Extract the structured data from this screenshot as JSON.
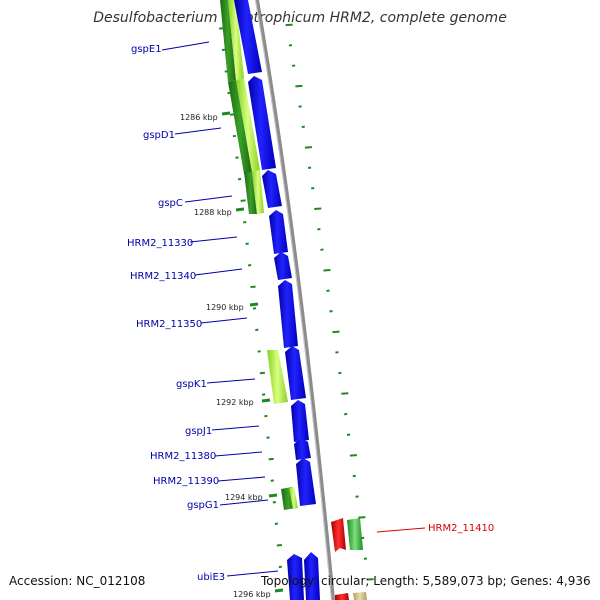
{
  "title": "Desulfobacterium autotrophicum HRM2, complete genome",
  "footer": {
    "accession": "Accession: NC_012108",
    "topology": "Topology: circular; Length: 5,589,073 bp; Genes: 4,936"
  },
  "colors": {
    "backbone": "#8c8c8c",
    "forward_gene": "#0000ee",
    "reverse_gene_dark": "#2a8a1a",
    "reverse_gene_light": "#a8f040",
    "highlight": "#ee0000",
    "label": "#0000aa",
    "highlight_label": "#dd0000",
    "gc_tick": "#1f8a1f"
  },
  "scale_labels": [
    "1286 kbp",
    "1288 kbp",
    "1290 kbp",
    "1292 kbp",
    "1294 kbp",
    "1296 kbp"
  ],
  "gene_labels": [
    {
      "name": "gspE1",
      "type": "left"
    },
    {
      "name": "gspD1",
      "type": "left"
    },
    {
      "name": "gspC",
      "type": "left"
    },
    {
      "name": "HRM2_11330",
      "type": "left"
    },
    {
      "name": "HRM2_11340",
      "type": "left"
    },
    {
      "name": "HRM2_11350",
      "type": "left"
    },
    {
      "name": "gspK1",
      "type": "left"
    },
    {
      "name": "gspJ1",
      "type": "left"
    },
    {
      "name": "HRM2_11380",
      "type": "left"
    },
    {
      "name": "HRM2_11390",
      "type": "left"
    },
    {
      "name": "gspG1",
      "type": "left"
    },
    {
      "name": "ubiE3",
      "type": "left"
    },
    {
      "name": "HRM2_11410",
      "type": "right"
    }
  ]
}
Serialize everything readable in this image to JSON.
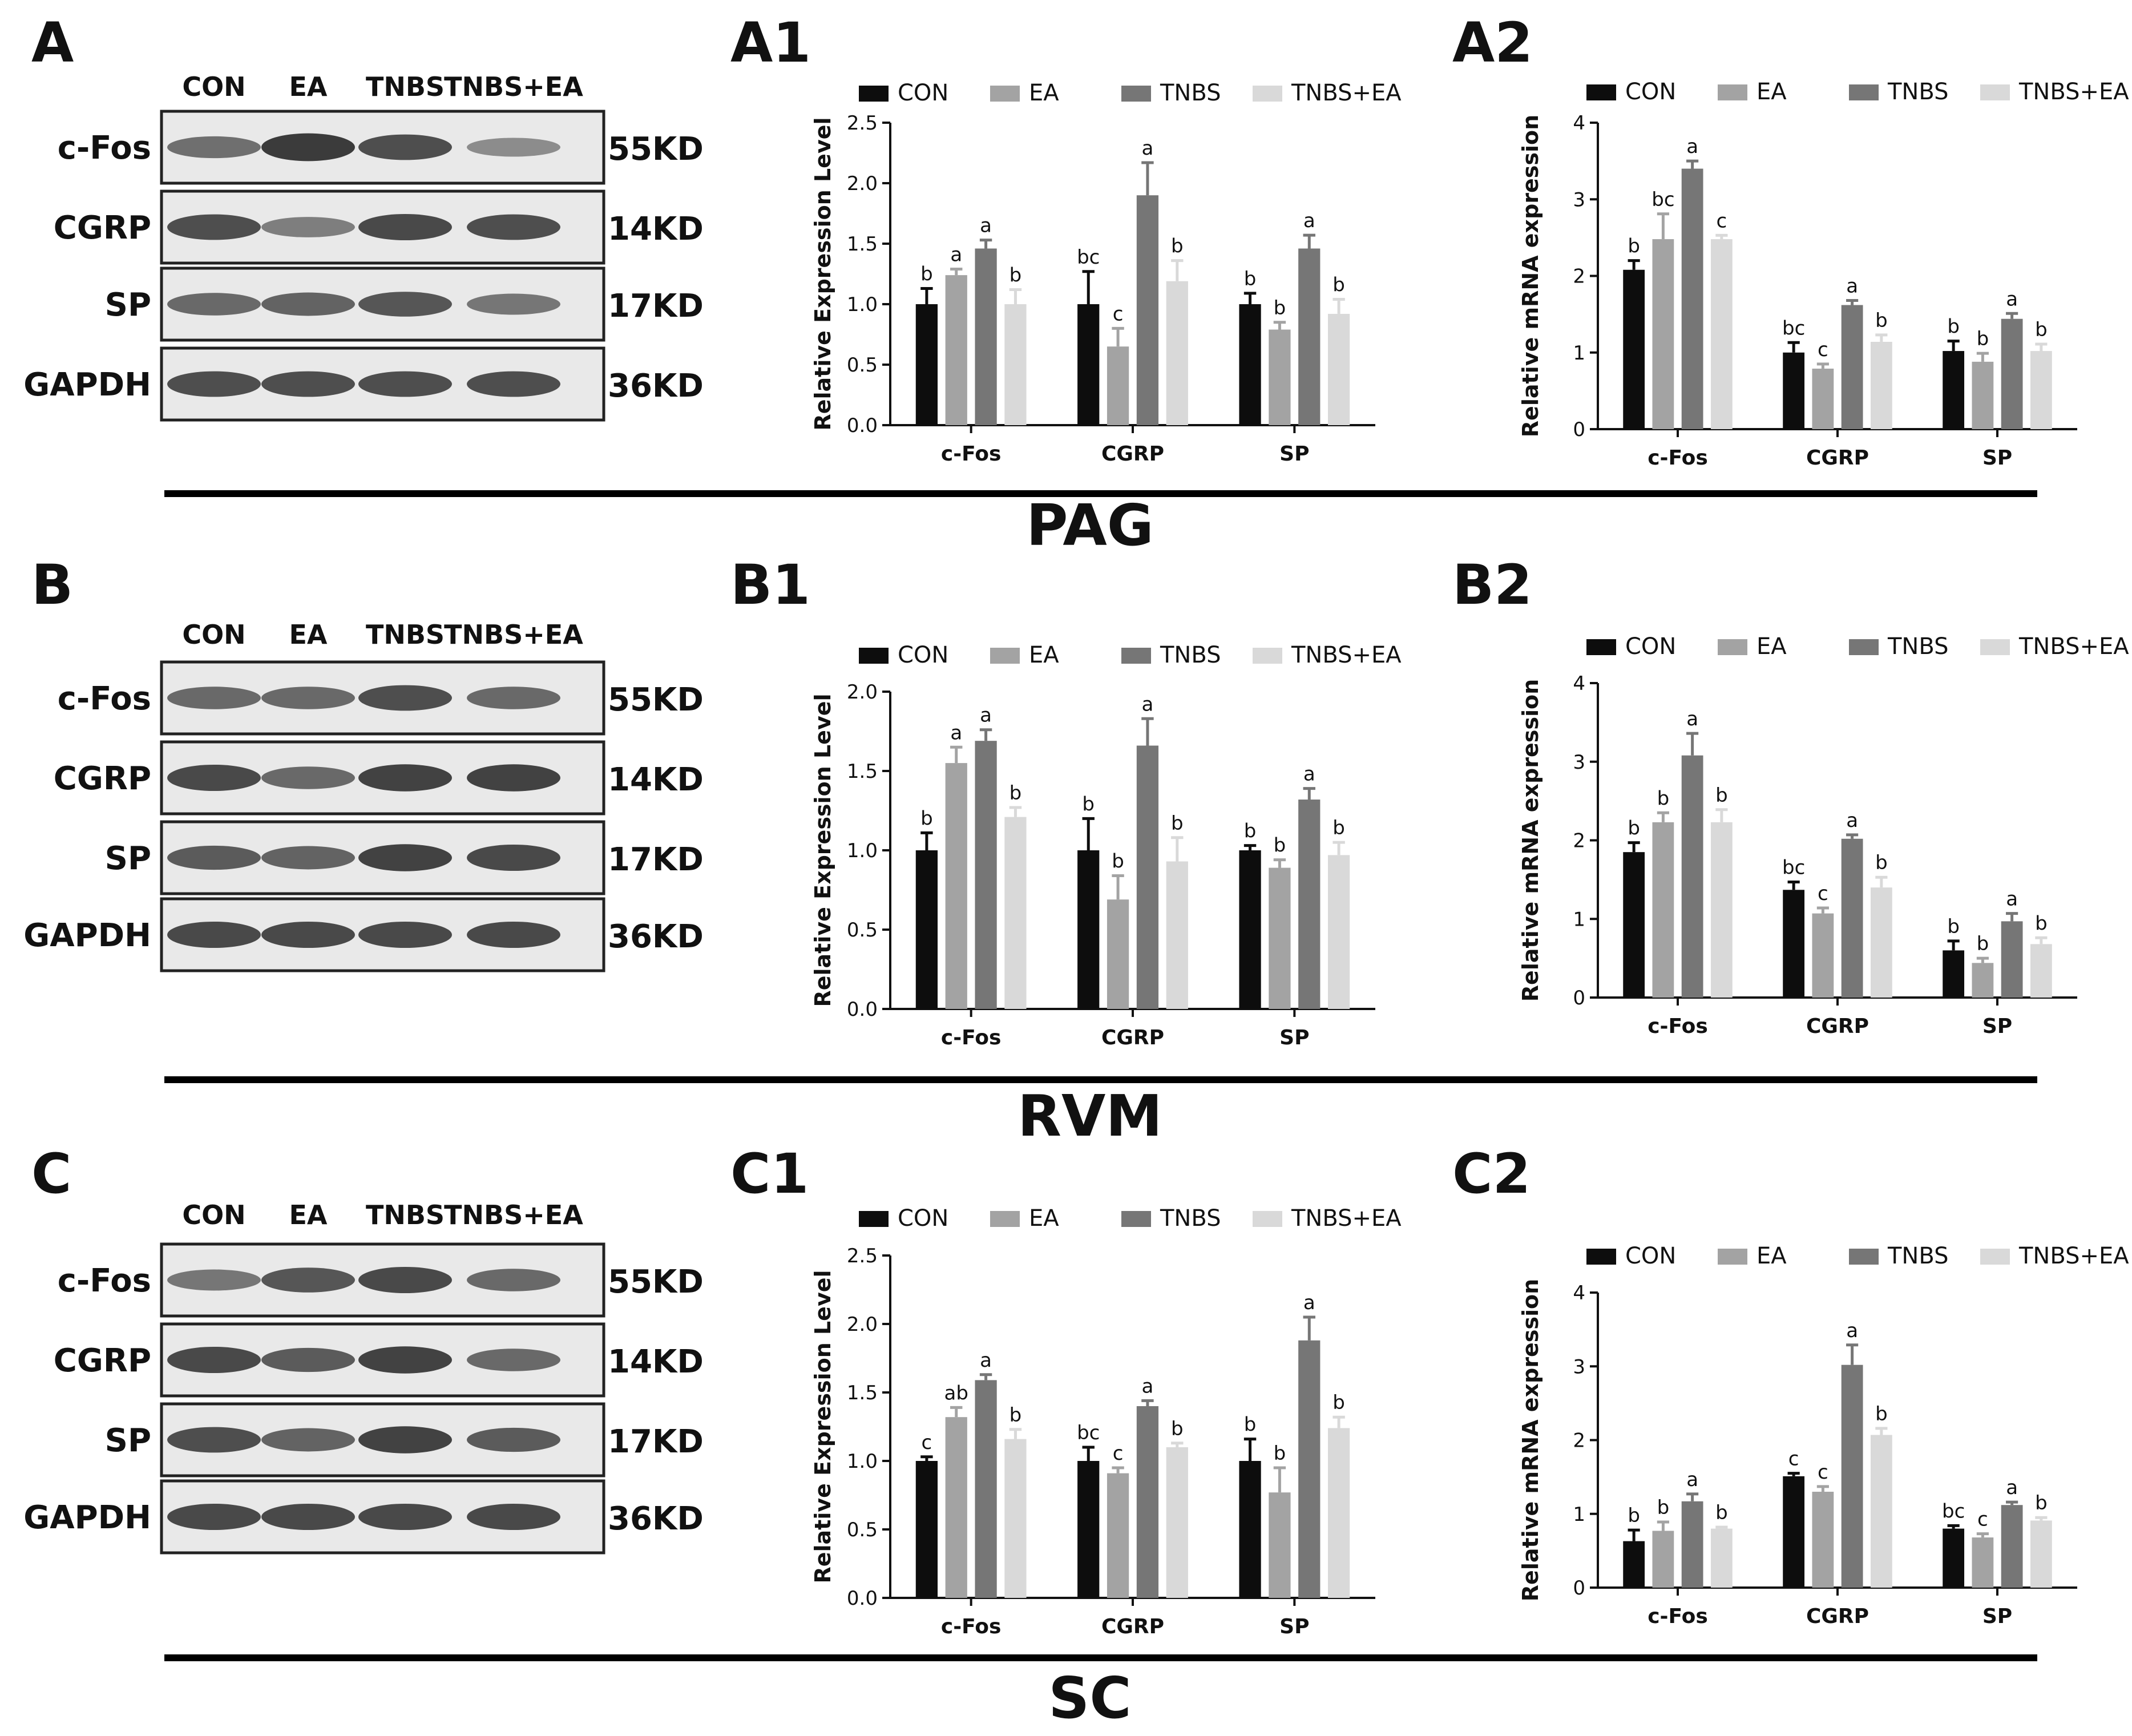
{
  "lane_labels": [
    "CON",
    "EA",
    "TNBS",
    "TNBS+EA"
  ],
  "colors": {
    "CON": "#0d0d0d",
    "EA": "#a3a3a3",
    "TNBS": "#767676",
    "TNBS+EA": "#d9d9d9"
  },
  "blot_style": {
    "background": "#e9e9e9",
    "band": "#2a2a2a"
  },
  "sections": [
    {
      "region": "PAG",
      "blot": {
        "panel": "A",
        "rows": [
          {
            "protein": "c-Fos",
            "kd": "55KD",
            "intensities": [
              0.55,
              0.95,
              0.8,
              0.35
            ]
          },
          {
            "protein": "CGRP",
            "kd": "14KD",
            "intensities": [
              0.8,
              0.45,
              0.85,
              0.8
            ]
          },
          {
            "protein": "SP",
            "kd": "17KD",
            "intensities": [
              0.6,
              0.65,
              0.75,
              0.5
            ]
          },
          {
            "protein": "GAPDH",
            "kd": "36KD",
            "intensities": [
              0.8,
              0.8,
              0.8,
              0.8
            ]
          }
        ]
      },
      "charts": [
        {
          "panel": "A1",
          "type": "bar",
          "ylabel": "Relative Expression Level",
          "categories": [
            "c-Fos",
            "CGRP",
            "SP"
          ],
          "ylim": [
            0,
            2.5
          ],
          "yticks": [
            0.0,
            0.5,
            1.0,
            1.5,
            2.0,
            2.5
          ],
          "decimals": 1,
          "series": [
            {
              "name": "CON",
              "values": [
                1.0,
                1.0,
                1.0
              ],
              "errors": [
                0.13,
                0.27,
                0.09
              ],
              "sig": [
                "b",
                "bc",
                "b"
              ]
            },
            {
              "name": "EA",
              "values": [
                1.24,
                0.65,
                0.79
              ],
              "errors": [
                0.05,
                0.15,
                0.06
              ],
              "sig": [
                "a",
                "c",
                "b"
              ]
            },
            {
              "name": "TNBS",
              "values": [
                1.46,
                1.9,
                1.46
              ],
              "errors": [
                0.07,
                0.27,
                0.11
              ],
              "sig": [
                "a",
                "a",
                "a"
              ]
            },
            {
              "name": "TNBS+EA",
              "values": [
                1.0,
                1.19,
                0.92
              ],
              "errors": [
                0.12,
                0.17,
                0.12
              ],
              "sig": [
                "b",
                "b",
                "b"
              ]
            }
          ]
        },
        {
          "panel": "A2",
          "type": "bar",
          "ylabel": "Relative mRNA expression",
          "categories": [
            "c-Fos",
            "CGRP",
            "SP"
          ],
          "ylim": [
            0,
            4
          ],
          "yticks": [
            0,
            1,
            2,
            3,
            4
          ],
          "decimals": 0,
          "series": [
            {
              "name": "CON",
              "values": [
                2.08,
                1.0,
                1.02
              ],
              "errors": [
                0.12,
                0.13,
                0.13
              ],
              "sig": [
                "b",
                "bc",
                "b"
              ]
            },
            {
              "name": "EA",
              "values": [
                2.48,
                0.79,
                0.88
              ],
              "errors": [
                0.33,
                0.06,
                0.11
              ],
              "sig": [
                "bc",
                "c",
                "b"
              ]
            },
            {
              "name": "TNBS",
              "values": [
                3.4,
                1.62,
                1.44
              ],
              "errors": [
                0.1,
                0.06,
                0.07
              ],
              "sig": [
                "a",
                "a",
                "a"
              ]
            },
            {
              "name": "TNBS+EA",
              "values": [
                2.48,
                1.14,
                1.02
              ],
              "errors": [
                0.05,
                0.09,
                0.09
              ],
              "sig": [
                "c",
                "b",
                "b"
              ]
            }
          ]
        }
      ]
    },
    {
      "region": "RVM",
      "blot": {
        "panel": "B",
        "rows": [
          {
            "protein": "c-Fos",
            "kd": "55KD",
            "intensities": [
              0.6,
              0.6,
              0.8,
              0.6
            ]
          },
          {
            "protein": "CGRP",
            "kd": "14KD",
            "intensities": [
              0.85,
              0.6,
              0.9,
              0.9
            ]
          },
          {
            "protein": "SP",
            "kd": "17KD",
            "intensities": [
              0.7,
              0.65,
              0.9,
              0.85
            ]
          },
          {
            "protein": "GAPDH",
            "kd": "36KD",
            "intensities": [
              0.85,
              0.85,
              0.85,
              0.85
            ]
          }
        ]
      },
      "charts": [
        {
          "panel": "B1",
          "type": "bar",
          "ylabel": "Relative Expression Level",
          "categories": [
            "c-Fos",
            "CGRP",
            "SP"
          ],
          "ylim": [
            0,
            2.0
          ],
          "yticks": [
            0.0,
            0.5,
            1.0,
            1.5,
            2.0
          ],
          "decimals": 1,
          "series": [
            {
              "name": "CON",
              "values": [
                1.0,
                1.0,
                1.0
              ],
              "errors": [
                0.11,
                0.2,
                0.03
              ],
              "sig": [
                "b",
                "b",
                "b"
              ]
            },
            {
              "name": "EA",
              "values": [
                1.55,
                0.69,
                0.89
              ],
              "errors": [
                0.1,
                0.15,
                0.05
              ],
              "sig": [
                "a",
                "b",
                "b"
              ]
            },
            {
              "name": "TNBS",
              "values": [
                1.69,
                1.66,
                1.32
              ],
              "errors": [
                0.07,
                0.17,
                0.07
              ],
              "sig": [
                "a",
                "a",
                "a"
              ]
            },
            {
              "name": "TNBS+EA",
              "values": [
                1.21,
                0.93,
                0.97
              ],
              "errors": [
                0.06,
                0.15,
                0.08
              ],
              "sig": [
                "b",
                "b",
                "b"
              ]
            }
          ]
        },
        {
          "panel": "B2",
          "type": "bar",
          "ylabel": "Relative mRNA expression",
          "categories": [
            "c-Fos",
            "CGRP",
            "SP"
          ],
          "ylim": [
            0,
            4
          ],
          "yticks": [
            0,
            1,
            2,
            3,
            4
          ],
          "decimals": 0,
          "series": [
            {
              "name": "CON",
              "values": [
                1.85,
                1.37,
                0.6
              ],
              "errors": [
                0.12,
                0.1,
                0.12
              ],
              "sig": [
                "b",
                "bc",
                "b"
              ]
            },
            {
              "name": "EA",
              "values": [
                2.23,
                1.07,
                0.44
              ],
              "errors": [
                0.12,
                0.07,
                0.06
              ],
              "sig": [
                "b",
                "c",
                "b"
              ]
            },
            {
              "name": "TNBS",
              "values": [
                3.08,
                2.02,
                0.97
              ],
              "errors": [
                0.28,
                0.05,
                0.1
              ],
              "sig": [
                "a",
                "a",
                "a"
              ]
            },
            {
              "name": "TNBS+EA",
              "values": [
                2.23,
                1.4,
                0.68
              ],
              "errors": [
                0.16,
                0.13,
                0.08
              ],
              "sig": [
                "b",
                "b",
                "b"
              ]
            }
          ]
        }
      ]
    },
    {
      "region": "SC",
      "blot": {
        "panel": "C",
        "rows": [
          {
            "protein": "c-Fos",
            "kd": "55KD",
            "intensities": [
              0.5,
              0.75,
              0.85,
              0.6
            ]
          },
          {
            "protein": "CGRP",
            "kd": "14KD",
            "intensities": [
              0.85,
              0.7,
              0.9,
              0.6
            ]
          },
          {
            "protein": "SP",
            "kd": "17KD",
            "intensities": [
              0.8,
              0.65,
              0.9,
              0.7
            ]
          },
          {
            "protein": "GAPDH",
            "kd": "36KD",
            "intensities": [
              0.85,
              0.85,
              0.85,
              0.85
            ]
          }
        ]
      },
      "charts": [
        {
          "panel": "C1",
          "type": "bar",
          "ylabel": "Relative Expression Level",
          "categories": [
            "c-Fos",
            "CGRP",
            "SP"
          ],
          "ylim": [
            0,
            2.5
          ],
          "yticks": [
            0.0,
            0.5,
            1.0,
            1.5,
            2.0,
            2.5
          ],
          "decimals": 1,
          "series": [
            {
              "name": "CON",
              "values": [
                1.0,
                1.0,
                1.0
              ],
              "errors": [
                0.03,
                0.1,
                0.16
              ],
              "sig": [
                "c",
                "bc",
                "b"
              ]
            },
            {
              "name": "EA",
              "values": [
                1.32,
                0.91,
                0.77
              ],
              "errors": [
                0.07,
                0.04,
                0.18
              ],
              "sig": [
                "ab",
                "c",
                "b"
              ]
            },
            {
              "name": "TNBS",
              "values": [
                1.59,
                1.4,
                1.88
              ],
              "errors": [
                0.04,
                0.04,
                0.17
              ],
              "sig": [
                "a",
                "a",
                "a"
              ]
            },
            {
              "name": "TNBS+EA",
              "values": [
                1.16,
                1.1,
                1.24
              ],
              "errors": [
                0.07,
                0.03,
                0.08
              ],
              "sig": [
                "b",
                "b",
                "b"
              ]
            }
          ]
        },
        {
          "panel": "C2",
          "type": "bar",
          "ylabel": "Relative mRNA expression",
          "categories": [
            "c-Fos",
            "CGRP",
            "SP"
          ],
          "ylim": [
            0,
            4
          ],
          "yticks": [
            0,
            1,
            2,
            3,
            4
          ],
          "decimals": 0,
          "series": [
            {
              "name": "CON",
              "values": [
                0.63,
                1.51,
                0.8
              ],
              "errors": [
                0.15,
                0.04,
                0.04
              ],
              "sig": [
                "b",
                "c",
                "bc"
              ]
            },
            {
              "name": "EA",
              "values": [
                0.77,
                1.3,
                0.68
              ],
              "errors": [
                0.12,
                0.07,
                0.05
              ],
              "sig": [
                "b",
                "c",
                "c"
              ]
            },
            {
              "name": "TNBS",
              "values": [
                1.17,
                3.02,
                1.12
              ],
              "errors": [
                0.1,
                0.27,
                0.04
              ],
              "sig": [
                "a",
                "a",
                "a"
              ]
            },
            {
              "name": "TNBS+EA",
              "values": [
                0.8,
                2.07,
                0.91
              ],
              "errors": [
                0.02,
                0.09,
                0.04
              ],
              "sig": [
                "b",
                "b",
                "b"
              ]
            }
          ]
        }
      ]
    }
  ]
}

Aim of the task ▸ Work out how many lines of the data above hold the word "this", and write only the count.

Reply to the exercise ▸ 2